— begin Material to process —
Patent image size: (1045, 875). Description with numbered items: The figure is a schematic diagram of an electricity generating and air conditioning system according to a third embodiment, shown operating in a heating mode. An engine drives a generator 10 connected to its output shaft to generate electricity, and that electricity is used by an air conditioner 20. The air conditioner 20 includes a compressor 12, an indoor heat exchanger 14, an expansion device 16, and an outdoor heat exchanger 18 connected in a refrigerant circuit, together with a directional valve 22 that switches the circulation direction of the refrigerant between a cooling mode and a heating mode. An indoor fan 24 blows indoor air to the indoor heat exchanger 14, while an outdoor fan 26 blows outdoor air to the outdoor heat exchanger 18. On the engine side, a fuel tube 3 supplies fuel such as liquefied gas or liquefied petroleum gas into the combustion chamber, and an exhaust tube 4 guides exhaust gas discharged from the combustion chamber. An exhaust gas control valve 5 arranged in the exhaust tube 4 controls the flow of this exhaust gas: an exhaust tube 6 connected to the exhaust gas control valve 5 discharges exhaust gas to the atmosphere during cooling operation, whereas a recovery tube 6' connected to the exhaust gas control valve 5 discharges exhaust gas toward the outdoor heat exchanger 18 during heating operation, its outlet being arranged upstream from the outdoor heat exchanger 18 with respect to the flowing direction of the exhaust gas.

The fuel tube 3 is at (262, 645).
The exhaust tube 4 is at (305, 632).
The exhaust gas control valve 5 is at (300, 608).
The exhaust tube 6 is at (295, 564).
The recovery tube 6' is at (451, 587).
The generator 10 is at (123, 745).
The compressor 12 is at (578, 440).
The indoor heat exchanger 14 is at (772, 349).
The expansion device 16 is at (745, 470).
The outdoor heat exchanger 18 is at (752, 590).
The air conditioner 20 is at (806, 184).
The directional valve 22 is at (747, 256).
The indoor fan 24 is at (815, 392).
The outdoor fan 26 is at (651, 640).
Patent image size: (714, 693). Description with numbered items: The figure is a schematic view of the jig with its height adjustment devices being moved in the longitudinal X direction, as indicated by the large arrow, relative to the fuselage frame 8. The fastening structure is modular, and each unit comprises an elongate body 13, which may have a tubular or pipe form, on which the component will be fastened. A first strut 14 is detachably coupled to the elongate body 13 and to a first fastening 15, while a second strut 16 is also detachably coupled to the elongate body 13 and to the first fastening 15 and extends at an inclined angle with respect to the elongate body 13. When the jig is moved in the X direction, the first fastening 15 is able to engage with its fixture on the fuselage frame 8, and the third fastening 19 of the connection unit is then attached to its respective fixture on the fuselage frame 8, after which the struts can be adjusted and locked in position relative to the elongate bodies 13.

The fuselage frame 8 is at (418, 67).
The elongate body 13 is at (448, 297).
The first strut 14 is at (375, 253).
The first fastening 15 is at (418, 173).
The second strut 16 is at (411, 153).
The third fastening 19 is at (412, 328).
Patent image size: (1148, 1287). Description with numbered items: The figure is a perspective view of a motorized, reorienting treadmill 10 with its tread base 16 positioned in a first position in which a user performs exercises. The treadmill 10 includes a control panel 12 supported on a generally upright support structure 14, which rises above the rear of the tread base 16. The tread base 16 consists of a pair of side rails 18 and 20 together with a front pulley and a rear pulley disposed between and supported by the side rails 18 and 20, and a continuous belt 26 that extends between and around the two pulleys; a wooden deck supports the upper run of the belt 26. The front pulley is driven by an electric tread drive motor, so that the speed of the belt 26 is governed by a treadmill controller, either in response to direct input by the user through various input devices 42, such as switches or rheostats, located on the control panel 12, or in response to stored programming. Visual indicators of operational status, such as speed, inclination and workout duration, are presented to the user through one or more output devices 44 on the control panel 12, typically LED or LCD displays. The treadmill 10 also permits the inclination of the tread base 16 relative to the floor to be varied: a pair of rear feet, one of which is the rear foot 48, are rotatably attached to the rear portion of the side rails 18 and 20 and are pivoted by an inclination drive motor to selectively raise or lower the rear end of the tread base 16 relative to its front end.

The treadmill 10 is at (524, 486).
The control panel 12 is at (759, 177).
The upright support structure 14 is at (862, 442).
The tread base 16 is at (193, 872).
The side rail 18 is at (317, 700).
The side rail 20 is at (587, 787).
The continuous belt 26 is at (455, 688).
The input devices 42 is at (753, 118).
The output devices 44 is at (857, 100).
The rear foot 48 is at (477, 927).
— end Material to process —
▸ Required task
Write out all the records again, replacing "Patent image size" with "Drawing dimensions" everywhere it occurs and changing nothing else.

▸ Answer to the exercise
Drawing dimensions: (1045, 875). Description with numbered items: The figure is a schematic diagram of an electricity generating and air conditioning system according to a third embodiment, shown operating in a heating mode. An engine drives a generator 10 connected to its output shaft to generate electricity, and that electricity is used by an air conditioner 20. The air conditioner 20 includes a compressor 12, an indoor heat exchanger 14, an expansion device 16, and an outdoor heat exchanger 18 connected in a refrigerant circuit, together with a directional valve 22 that switches the circulation direction of the refrigerant between a cooling mode and a heating mode. An indoor fan 24 blows indoor air to the indoor heat exchanger 14, while an outdoor fan 26 blows outdoor air to the outdoor heat exchanger 18. On the engine side, a fuel tube 3 supplies fuel such as liquefied gas or liquefied petroleum gas into the combustion chamber, and an exhaust tube 4 guides exhaust gas discharged from the combustion chamber. An exhaust gas control valve 5 arranged in the exhaust tube 4 controls the flow of this exhaust gas: an exhaust tube 6 connected to the exhaust gas control valve 5 discharges exhaust gas to the atmosphere during cooling operation, whereas a recovery tube 6' connected to the exhaust gas control valve 5 discharges exhaust gas toward the outdoor heat exchanger 18 during heating operation, its outlet being arranged upstream from the outdoor heat exchanger 18 with respect to the flowing direction of the exhaust gas.

The fuel tube 3 is at (262, 645).
The exhaust tube 4 is at (305, 632).
The exhaust gas control valve 5 is at (300, 608).
The exhaust tube 6 is at (295, 564).
The recovery tube 6' is at (451, 587).
The generator 10 is at (123, 745).
The compressor 12 is at (578, 440).
The indoor heat exchanger 14 is at (772, 349).
The expansion device 16 is at (745, 470).
The outdoor heat exchanger 18 is at (752, 590).
The air conditioner 20 is at (806, 184).
The directional valve 22 is at (747, 256).
The indoor fan 24 is at (815, 392).
The outdoor fan 26 is at (651, 640).
Drawing dimensions: (714, 693). Description with numbered items: The figure is a schematic view of the jig with its height adjustment devices being moved in the longitudinal X direction, as indicated by the large arrow, relative to the fuselage frame 8. The fastening structure is modular, and each unit comprises an elongate body 13, which may have a tubular or pipe form, on which the component will be fastened. A first strut 14 is detachably coupled to the elongate body 13 and to a first fastening 15, while a second strut 16 is also detachably coupled to the elongate body 13 and to the first fastening 15 and extends at an inclined angle with respect to the elongate body 13. When the jig is moved in the X direction, the first fastening 15 is able to engage with its fixture on the fuselage frame 8, and the third fastening 19 of the connection unit is then attached to its respective fixture on the fuselage frame 8, after which the struts can be adjusted and locked in position relative to the elongate bodies 13.

The fuselage frame 8 is at (418, 67).
The elongate body 13 is at (448, 297).
The first strut 14 is at (375, 253).
The first fastening 15 is at (418, 173).
The second strut 16 is at (411, 153).
The third fastening 19 is at (412, 328).
Drawing dimensions: (1148, 1287). Description with numbered items: The figure is a perspective view of a motorized, reorienting treadmill 10 with its tread base 16 positioned in a first position in which a user performs exercises. The treadmill 10 includes a control panel 12 supported on a generally upright support structure 14, which rises above the rear of the tread base 16. The tread base 16 consists of a pair of side rails 18 and 20 together with a front pulley and a rear pulley disposed between and supported by the side rails 18 and 20, and a continuous belt 26 that extends between and around the two pulleys; a wooden deck supports the upper run of the belt 26. The front pulley is driven by an electric tread drive motor, so that the speed of the belt 26 is governed by a treadmill controller, either in response to direct input by the user through various input devices 42, such as switches or rheostats, located on the control panel 12, or in response to stored programming. Visual indicators of operational status, such as speed, inclination and workout duration, are presented to the user through one or more output devices 44 on the control panel 12, typically LED or LCD displays. The treadmill 10 also permits the inclination of the tread base 16 relative to the floor to be varied: a pair of rear feet, one of which is the rear foot 48, are rotatably attached to the rear portion of the side rails 18 and 20 and are pivoted by an inclination drive motor to selectively raise or lower the rear end of the tread base 16 relative to its front end.

The treadmill 10 is at (524, 486).
The control panel 12 is at (759, 177).
The upright support structure 14 is at (862, 442).
The tread base 16 is at (193, 872).
The side rail 18 is at (317, 700).
The side rail 20 is at (587, 787).
The continuous belt 26 is at (455, 688).
The input devices 42 is at (753, 118).
The output devices 44 is at (857, 100).
The rear foot 48 is at (477, 927).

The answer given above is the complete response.